>>

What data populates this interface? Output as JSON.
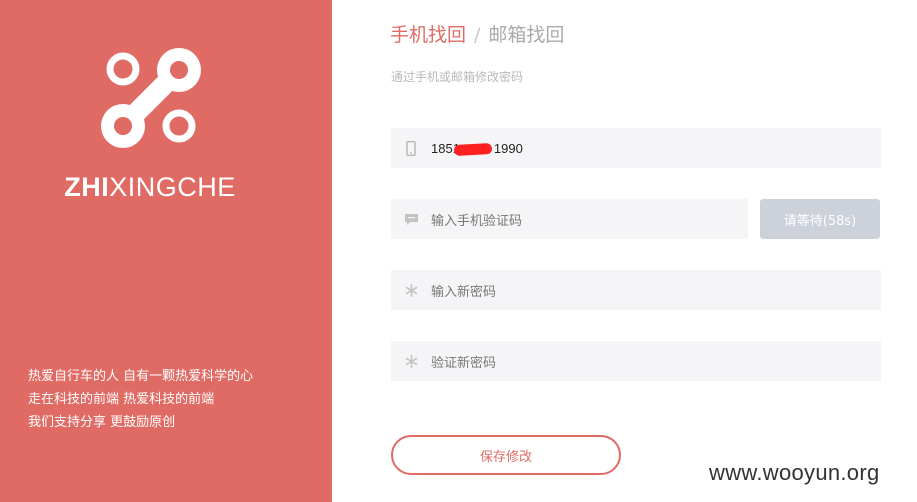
{
  "brand": {
    "name_bold": "ZHI",
    "name_rest": "XINGCHE",
    "color": "#e06b64"
  },
  "slogan": [
    "热爱自行车的人 自有一颗热爱科学的心",
    "走在科技的前端 热爱科技的前端",
    "我们支持分享 更鼓励原创"
  ],
  "tabs": {
    "phone": "手机找回",
    "separator": "/",
    "email": "邮箱找回"
  },
  "subtitle": "通过手机或邮箱修改密码",
  "form": {
    "phone_value": "1851█████1990",
    "phone_prefix": "1851",
    "phone_suffix": "1990",
    "code_placeholder": "输入手机验证码",
    "wait_button": "请等待(58s)",
    "new_password_placeholder": "输入新密码",
    "confirm_password_placeholder": "验证新密码",
    "save_button": "保存修改"
  },
  "watermark": "www.wooyun.org",
  "icons": {
    "phone": "mobile-phone-icon",
    "code": "chat-bubble-icon",
    "password": "asterisk-icon"
  }
}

<<

- [Goal] Leave the pictures out and reproduce all of the records exactly.

- [Finished task]
What data populates this interface? Output as JSON.
{
  "brand": {
    "name_bold": "ZHI",
    "name_rest": "XINGCHE",
    "color": "#e06b64"
  },
  "slogan": [
    "热爱自行车的人 自有一颗热爱科学的心",
    "走在科技的前端 热爱科技的前端",
    "我们支持分享 更鼓励原创"
  ],
  "tabs": {
    "phone": "手机找回",
    "separator": "/",
    "email": "邮箱找回"
  },
  "subtitle": "通过手机或邮箱修改密码",
  "form": {
    "phone_value": "1851█████1990",
    "phone_prefix": "1851",
    "phone_suffix": "1990",
    "code_placeholder": "输入手机验证码",
    "wait_button": "请等待(58s)",
    "new_password_placeholder": "输入新密码",
    "confirm_password_placeholder": "验证新密码",
    "save_button": "保存修改"
  },
  "watermark": "www.wooyun.org",
  "icons": {
    "phone": "mobile-phone-icon",
    "code": "chat-bubble-icon",
    "password": "asterisk-icon"
  }
}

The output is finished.